[start of SOURCE EXTRACT]

In antiquity, the swastika was used extensively by Hittites,[5] Celts and Greeks, among others. It occurs in other
Asian, European, African and Native American cultures – sometimes as a geometrical motif, sometimes as a religious
symbol. The swastika is the sacred symbol in Hinduism, Buddhism and Jainism.
The ubiquity of the swastika symbol is easily explained by it being a very simple symbol that will arise independently
when people incise patterns on pottery or stone. Other theories attempt to establish a connection via cultural diffusion
or an explanation along the lines of Carl Jung's collective unconscious.
Yet another explanation is suggested by Carl Sagan in his book Comet. Sagan reproduces an ancient Chinese manuscript
that shows comet tail varieties: most are variations on simple comet tails, but the last shows the comet nucleus with
four bent arms extending from it, recalling a swastika. Sagan suggests that in antiquity a comet could have approached
so close to Earth that the jets of gas streaming from it, bent by the comet's rotation, became visible, leading to the
adoption of the swastika as a symbol across the world.
The swastika symbol is sacred in Hinduism, Buddhism and Jainism, both dating from about the sixth century BC. In
Hinduism, the swastika symbolizes, in various contexts: luck, the sun, Brahma, or the concept of samsara. Buddhism in
particular enjoyed great success, spreading eastward and taking hold in southeast Asia, China, Korea and Japan by the
end of the first millennium. The use of the swastika by the indigenous Bön faith of Tibet, as well as syncretic
religions, such as Cao Dai of Vietnam and Falun Gong of China, is thought to be borrowed from Buddhism as well.
Similarly, the existence of the swastika as a solar symbol among the Akan civilization of southwest Africa may have been
the result of cultural transfer along the African slave routes around AD 1500.
The existence of the swastika symbol in the Americas is a clear challenge to the diffusion theory. While some have
proposed that the swastika was secretly transferred to North America by an early seafaring civilization on Eurasia, a
separate but parallel development of religious symbolism is considered the most likely explanation.

[end of SOURCE EXTRACT]

▶ [EXERCISE SET]
a) Repeat the passage on the swastika word for word, from "The existence of the swastika symbol" to "most likely explanation.".
b) In the passage on the swastika, condense the paragraph beginning "Yet another explanation is suggested by Carl Sagan" into a shorter version that keeps its main facts.
c) According to the passage on the swastika, what is considered the most likely explanation for the symbol's presence in the Americas?

[start of DATASET SECTION]

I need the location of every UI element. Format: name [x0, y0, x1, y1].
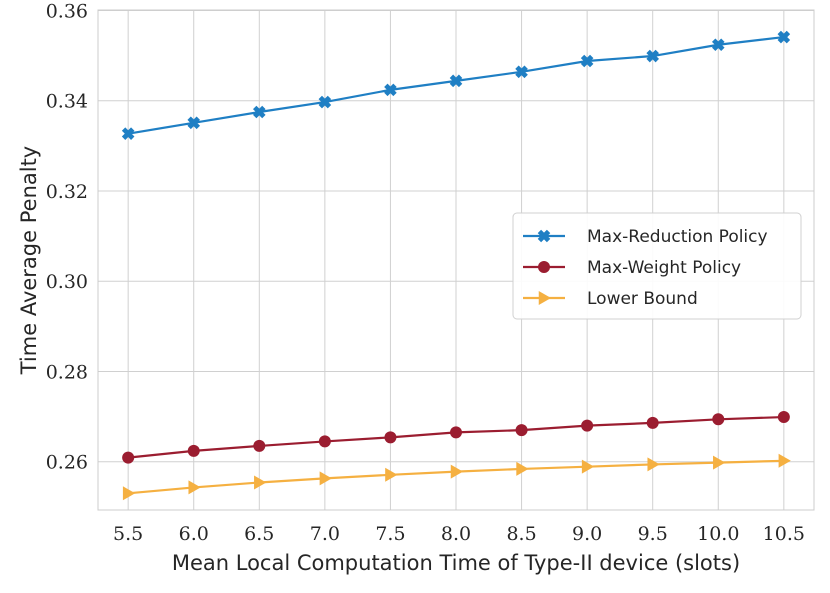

[end of DATASET SECTION]

▶ [ANSWERS GIVEN]
a)
The existence of the swastika symbol in the Americas is a clear challenge to the diffusion theory. While some have
proposed that the swastika was secretly transferred to North America by an early seafaring civilization on Eurasia, a
separate but parallel development of religious symbolism is considered the most likely explanation.

b) In his book Comet, Carl Sagan reproduces an ancient Chinese manuscript showing varieties of comet tails. The last one shows the comet nucleus with four bent arms, recalling a swastika. Sagan suggests that an ancient comet may have come so close to Earth that its gas jets, bent by its rotation, became visible. That sight could have led to the swastika's adoption as a symbol across the world.

c) A separate but parallel development of religious symbolism.